Seems to make a lot of sense to me, but I don't think I've seen this analogy anywhere else. I'm curious if anybody else thinks of transformers in this way. (Or wants to explain how wrong/insane I am?)
In quantum mechanics, the state of your entire physical system is encoded as a very high dimensional normalized vector (i.e., a ray in a Hilbert space). The evolution of this vector through time is given by the time-translation operator for the system, which can loosely be thought of as a unitary matrix U (i.e., a probability preserving linear transformation) equal to exp(-iHt), where H is the Hamiltonian matrix of the system that captures its “energy dynamics”.

(Document understanding data)
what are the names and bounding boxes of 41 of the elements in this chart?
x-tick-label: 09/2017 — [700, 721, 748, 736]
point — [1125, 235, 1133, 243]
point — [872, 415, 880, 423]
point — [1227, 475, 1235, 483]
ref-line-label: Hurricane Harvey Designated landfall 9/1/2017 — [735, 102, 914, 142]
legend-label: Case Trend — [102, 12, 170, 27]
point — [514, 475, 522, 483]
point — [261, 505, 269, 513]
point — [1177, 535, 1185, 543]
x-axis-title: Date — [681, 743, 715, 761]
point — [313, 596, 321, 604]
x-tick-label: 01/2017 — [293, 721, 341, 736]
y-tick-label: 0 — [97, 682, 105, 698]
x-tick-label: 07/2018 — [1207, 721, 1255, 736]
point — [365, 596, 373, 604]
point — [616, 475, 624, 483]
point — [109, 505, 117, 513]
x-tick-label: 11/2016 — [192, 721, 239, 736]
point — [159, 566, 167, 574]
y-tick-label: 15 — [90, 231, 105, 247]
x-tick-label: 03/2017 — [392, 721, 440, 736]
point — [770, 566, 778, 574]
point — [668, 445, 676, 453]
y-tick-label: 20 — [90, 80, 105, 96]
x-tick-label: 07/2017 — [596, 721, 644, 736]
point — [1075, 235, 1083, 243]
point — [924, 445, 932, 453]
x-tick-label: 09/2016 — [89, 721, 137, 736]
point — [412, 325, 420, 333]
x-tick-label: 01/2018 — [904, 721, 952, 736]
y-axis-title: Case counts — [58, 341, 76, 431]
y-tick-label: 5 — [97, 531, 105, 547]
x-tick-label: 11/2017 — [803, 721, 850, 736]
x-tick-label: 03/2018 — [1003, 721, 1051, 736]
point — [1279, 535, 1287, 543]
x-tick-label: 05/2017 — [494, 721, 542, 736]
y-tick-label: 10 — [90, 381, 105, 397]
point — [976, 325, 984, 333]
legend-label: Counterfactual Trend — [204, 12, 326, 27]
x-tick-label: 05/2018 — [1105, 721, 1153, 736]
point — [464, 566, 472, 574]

CHECK YOUR UNDERSTANDING:
(1) Answer these questions using the post on transformers and quantum mechanics:
(a) What does the writer say about having seen this analogy elsewhere?
(b) In quantum mechanics, how is the state of an entire physical system encoded?
(c) What is the unitary matrix U said to be equal to?
(2) Resume the post on transformers and quantum mechanics, continuing after its final sentence.

ANSWERS TO THE PROBLEMS:
(1)
(a) The writer doesn't think they have seen this analogy anywhere else.
(b) As a very high dimensional normalized vector, i.e., a ray in a Hilbert space.
(c) exp(-iHt), where H is the Hamiltonian matrix of the system.

(2)
From the video, the author states that the prediction of the next token in the sequence is determined by computing the next context-aware embedding vector from the last context-aware embedding vector alone. Our prediction is therefore the result of a linear state function applied to a high dimensional vector. This seems a lot to me like we have produced a Hamiltonian of our overall system (generated offline via the training data), then we reparameterize our particular subsystem (the context window) to put it into an appropriate basis congruent with the Hamiltonian of the system, then we apply a one step time translation, and finally transform the resulting vector back into its original basis.
IDK, when your background involves research in a certain field, every problem looks like a nail for that particular hammer. Does anyone else see parallels here or is this a bit of a stretch?